Task directions:
Below are some entries. Output each one exactly as it appears.

Task data:

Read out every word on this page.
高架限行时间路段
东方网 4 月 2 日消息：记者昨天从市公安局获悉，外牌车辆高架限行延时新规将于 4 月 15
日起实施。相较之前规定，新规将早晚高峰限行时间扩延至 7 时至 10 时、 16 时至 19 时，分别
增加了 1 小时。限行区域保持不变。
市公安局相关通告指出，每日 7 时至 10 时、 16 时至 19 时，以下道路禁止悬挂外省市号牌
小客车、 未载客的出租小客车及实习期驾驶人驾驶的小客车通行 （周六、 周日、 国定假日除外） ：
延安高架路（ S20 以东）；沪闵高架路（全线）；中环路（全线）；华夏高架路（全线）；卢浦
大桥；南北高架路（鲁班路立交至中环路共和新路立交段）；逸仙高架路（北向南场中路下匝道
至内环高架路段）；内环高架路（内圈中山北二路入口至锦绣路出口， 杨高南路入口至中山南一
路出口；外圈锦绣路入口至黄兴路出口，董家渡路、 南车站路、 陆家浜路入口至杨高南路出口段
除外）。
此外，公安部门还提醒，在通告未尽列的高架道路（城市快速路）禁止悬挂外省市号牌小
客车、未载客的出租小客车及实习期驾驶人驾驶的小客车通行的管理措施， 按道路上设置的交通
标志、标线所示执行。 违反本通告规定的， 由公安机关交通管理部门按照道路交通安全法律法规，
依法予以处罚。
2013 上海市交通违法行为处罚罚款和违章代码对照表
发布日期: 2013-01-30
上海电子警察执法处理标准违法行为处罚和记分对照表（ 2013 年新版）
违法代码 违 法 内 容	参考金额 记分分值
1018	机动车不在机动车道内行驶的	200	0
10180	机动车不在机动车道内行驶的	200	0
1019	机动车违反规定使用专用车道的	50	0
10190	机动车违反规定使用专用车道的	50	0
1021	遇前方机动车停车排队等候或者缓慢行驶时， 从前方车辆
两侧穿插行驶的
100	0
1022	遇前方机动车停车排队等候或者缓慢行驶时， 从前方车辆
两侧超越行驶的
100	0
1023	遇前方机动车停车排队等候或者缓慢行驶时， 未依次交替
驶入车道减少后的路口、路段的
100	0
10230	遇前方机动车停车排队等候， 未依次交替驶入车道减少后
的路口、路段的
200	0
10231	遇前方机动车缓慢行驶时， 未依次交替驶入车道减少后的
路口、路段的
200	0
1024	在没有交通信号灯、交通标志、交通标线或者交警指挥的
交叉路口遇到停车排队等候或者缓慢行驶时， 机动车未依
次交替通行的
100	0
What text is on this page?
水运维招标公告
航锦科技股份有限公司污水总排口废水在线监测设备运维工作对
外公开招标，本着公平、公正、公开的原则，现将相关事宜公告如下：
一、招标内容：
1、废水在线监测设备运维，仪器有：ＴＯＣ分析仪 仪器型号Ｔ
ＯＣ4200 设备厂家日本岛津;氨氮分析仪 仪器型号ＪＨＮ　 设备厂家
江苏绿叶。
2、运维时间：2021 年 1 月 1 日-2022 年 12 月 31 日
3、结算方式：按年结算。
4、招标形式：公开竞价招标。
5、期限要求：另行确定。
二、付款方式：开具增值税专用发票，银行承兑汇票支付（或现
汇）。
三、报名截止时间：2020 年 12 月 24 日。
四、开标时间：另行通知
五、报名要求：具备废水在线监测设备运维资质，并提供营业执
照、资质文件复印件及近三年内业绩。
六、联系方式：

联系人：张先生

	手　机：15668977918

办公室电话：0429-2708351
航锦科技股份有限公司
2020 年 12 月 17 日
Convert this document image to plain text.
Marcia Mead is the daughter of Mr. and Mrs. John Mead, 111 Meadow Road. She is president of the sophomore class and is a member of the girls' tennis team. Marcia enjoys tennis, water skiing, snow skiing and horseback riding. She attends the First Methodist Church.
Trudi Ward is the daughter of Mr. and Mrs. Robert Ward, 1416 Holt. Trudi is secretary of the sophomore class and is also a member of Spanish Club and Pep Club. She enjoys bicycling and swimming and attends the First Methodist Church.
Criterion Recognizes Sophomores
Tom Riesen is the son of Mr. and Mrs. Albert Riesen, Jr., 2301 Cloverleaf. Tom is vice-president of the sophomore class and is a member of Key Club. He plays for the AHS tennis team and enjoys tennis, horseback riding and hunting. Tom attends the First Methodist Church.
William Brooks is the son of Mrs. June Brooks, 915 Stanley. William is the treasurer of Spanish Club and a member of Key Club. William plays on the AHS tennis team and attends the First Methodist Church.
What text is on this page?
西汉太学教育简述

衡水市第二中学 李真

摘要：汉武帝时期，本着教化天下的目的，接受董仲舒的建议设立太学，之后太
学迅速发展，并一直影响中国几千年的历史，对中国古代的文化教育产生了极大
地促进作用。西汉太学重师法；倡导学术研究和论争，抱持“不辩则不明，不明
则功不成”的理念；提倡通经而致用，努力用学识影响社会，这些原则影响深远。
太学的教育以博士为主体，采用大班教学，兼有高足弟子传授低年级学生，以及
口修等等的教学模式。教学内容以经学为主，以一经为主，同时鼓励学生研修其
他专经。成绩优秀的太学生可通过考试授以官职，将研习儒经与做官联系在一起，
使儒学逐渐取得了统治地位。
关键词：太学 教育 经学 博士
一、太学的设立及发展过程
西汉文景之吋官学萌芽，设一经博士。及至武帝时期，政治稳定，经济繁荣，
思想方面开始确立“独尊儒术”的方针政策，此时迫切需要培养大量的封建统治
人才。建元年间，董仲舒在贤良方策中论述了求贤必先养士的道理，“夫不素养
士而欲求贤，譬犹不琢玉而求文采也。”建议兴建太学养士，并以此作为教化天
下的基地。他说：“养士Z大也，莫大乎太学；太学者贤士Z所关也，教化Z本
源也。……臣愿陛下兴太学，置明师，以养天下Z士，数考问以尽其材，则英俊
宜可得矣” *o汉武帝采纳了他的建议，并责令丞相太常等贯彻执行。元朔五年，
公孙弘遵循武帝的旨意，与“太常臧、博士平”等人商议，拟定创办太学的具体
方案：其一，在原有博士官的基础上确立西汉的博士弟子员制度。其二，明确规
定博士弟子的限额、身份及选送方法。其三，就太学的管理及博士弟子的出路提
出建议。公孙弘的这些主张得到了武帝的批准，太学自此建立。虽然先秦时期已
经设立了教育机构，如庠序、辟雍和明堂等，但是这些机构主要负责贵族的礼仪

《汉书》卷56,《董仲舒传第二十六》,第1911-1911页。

Task result:
Read out every word on this page.
高架限行时间路段
东方网 4 月 2 日消息：记者昨天从市公安局获悉，外牌车辆高架限行延时新规将于 4 月 15
日起实施。相较之前规定，新规将早晚高峰限行时间扩延至 7 时至 10 时、 16 时至 19 时，分别
增加了 1 小时。限行区域保持不变。
市公安局相关通告指出，每日 7 时至 10 时、 16 时至 19 时，以下道路禁止悬挂外省市号牌
小客车、 未载客的出租小客车及实习期驾驶人驾驶的小客车通行 （周六、 周日、 国定假日除外） ：
延安高架路（ S20 以东）；沪闵高架路（全线）；中环路（全线）；华夏高架路（全线）；卢浦
大桥；南北高架路（鲁班路立交至中环路共和新路立交段）；逸仙高架路（北向南场中路下匝道
至内环高架路段）；内环高架路（内圈中山北二路入口至锦绣路出口， 杨高南路入口至中山南一
路出口；外圈锦绣路入口至黄兴路出口，董家渡路、 南车站路、 陆家浜路入口至杨高南路出口段
除外）。
此外，公安部门还提醒，在通告未尽列的高架道路（城市快速路）禁止悬挂外省市号牌小
客车、未载客的出租小客车及实习期驾驶人驾驶的小客车通行的管理措施， 按道路上设置的交通
标志、标线所示执行。 违反本通告规定的， 由公安机关交通管理部门按照道路交通安全法律法规，
依法予以处罚。
2013 上海市交通违法行为处罚罚款和违章代码对照表
发布日期: 2013-01-30
上海电子警察执法处理标准违法行为处罚和记分对照表（ 2013 年新版）
违法代码 违 法 内 容	参考金额 记分分值
1018	机动车不在机动车道内行驶的	200	0
10180	机动车不在机动车道内行驶的	200	0
1019	机动车违反规定使用专用车道的	50	0
10190	机动车违反规定使用专用车道的	50	0
1021	遇前方机动车停车排队等候或者缓慢行驶时， 从前方车辆
两侧穿插行驶的
100	0
1022	遇前方机动车停车排队等候或者缓慢行驶时， 从前方车辆
两侧超越行驶的
100	0
1023	遇前方机动车停车排队等候或者缓慢行驶时， 未依次交替
驶入车道减少后的路口、路段的
100	0
10230	遇前方机动车停车排队等候， 未依次交替驶入车道减少后
的路口、路段的
200	0
10231	遇前方机动车缓慢行驶时， 未依次交替驶入车道减少后的
路口、路段的
200	0
1024	在没有交通信号灯、交通标志、交通标线或者交警指挥的
交叉路口遇到停车排队等候或者缓慢行驶时， 机动车未依
次交替通行的
100	0
What text is on this page?
水运维招标公告
航锦科技股份有限公司污水总排口废水在线监测设备运维工作对
外公开招标，本着公平、公正、公开的原则，现将相关事宜公告如下：
一、招标内容：
1、废水在线监测设备运维，仪器有：ＴＯＣ分析仪 仪器型号Ｔ
ＯＣ4200 设备厂家日本岛津;氨氮分析仪 仪器型号ＪＨＮ　 设备厂家
江苏绿叶。
2、运维时间：2021 年 1 月 1 日-2022 年 12 月 31 日
3、结算方式：按年结算。
4、招标形式：公开竞价招标。
5、期限要求：另行确定。
二、付款方式：开具增值税专用发票，银行承兑汇票支付（或现
汇）。
三、报名截止时间：2020 年 12 月 24 日。
四、开标时间：另行通知
五、报名要求：具备废水在线监测设备运维资质，并提供营业执
照、资质文件复印件及近三年内业绩。
六、联系方式：

联系人：张先生

	手　机：15668977918

办公室电话：0429-2708351
航锦科技股份有限公司
2020 年 12 月 17 日
Convert this document image to plain text.
Marcia Mead is the daughter of Mr. and Mrs. John Mead, 111 Meadow Road. She is president of the sophomore class and is a member of the girls' tennis team. Marcia enjoys tennis, water skiing, snow skiing and horseback riding. She attends the First Methodist Church.
Trudi Ward is the daughter of Mr. and Mrs. Robert Ward, 1416 Holt. Trudi is secretary of the sophomore class and is also a member of Spanish Club and Pep Club. She enjoys bicycling and swimming and attends the First Methodist Church.
Criterion Recognizes Sophomores
Tom Riesen is the son of Mr. and Mrs. Albert Riesen, Jr., 2301 Cloverleaf. Tom is vice-president of the sophomore class and is a member of Key Club. He plays for the AHS tennis team and enjoys tennis, horseback riding and hunting. Tom attends the First Methodist Church.
William Brooks is the son of Mrs. June Brooks, 915 Stanley. William is the treasurer of Spanish Club and a member of Key Club. William plays on the AHS tennis team and attends the First Methodist Church.
What text is on this page?
西汉太学教育简述

衡水市第二中学 李真

摘要：汉武帝时期，本着教化天下的目的，接受董仲舒的建议设立太学，之后太
学迅速发展，并一直影响中国几千年的历史，对中国古代的文化教育产生了极大
地促进作用。西汉太学重师法；倡导学术研究和论争，抱持“不辩则不明，不明
则功不成”的理念；提倡通经而致用，努力用学识影响社会，这些原则影响深远。
太学的教育以博士为主体，采用大班教学，兼有高足弟子传授低年级学生，以及
口修等等的教学模式。教学内容以经学为主，以一经为主，同时鼓励学生研修其
他专经。成绩优秀的太学生可通过考试授以官职，将研习儒经与做官联系在一起，
使儒学逐渐取得了统治地位。
关键词：太学 教育 经学 博士
一、太学的设立及发展过程
西汉文景之吋官学萌芽，设一经博士。及至武帝时期，政治稳定，经济繁荣，
思想方面开始确立“独尊儒术”的方针政策，此时迫切需要培养大量的封建统治
人才。建元年间，董仲舒在贤良方策中论述了求贤必先养士的道理，“夫不素养
士而欲求贤，譬犹不琢玉而求文采也。”建议兴建太学养士，并以此作为教化天
下的基地。他说：“养士Z大也，莫大乎太学；太学者贤士Z所关也，教化Z本
源也。……臣愿陛下兴太学，置明师，以养天下Z士，数考问以尽其材，则英俊
宜可得矣” *o汉武帝采纳了他的建议，并责令丞相太常等贯彻执行。元朔五年，
公孙弘遵循武帝的旨意，与“太常臧、博士平”等人商议，拟定创办太学的具体
方案：其一，在原有博士官的基础上确立西汉的博士弟子员制度。其二，明确规
定博士弟子的限额、身份及选送方法。其三，就太学的管理及博士弟子的出路提
出建议。公孙弘的这些主张得到了武帝的批准，太学自此建立。虽然先秦时期已
经设立了教育机构，如庠序、辟雍和明堂等，但是这些机构主要负责贵族的礼仪

《汉书》卷56,《董仲舒传第二十六》,第1911-1911页。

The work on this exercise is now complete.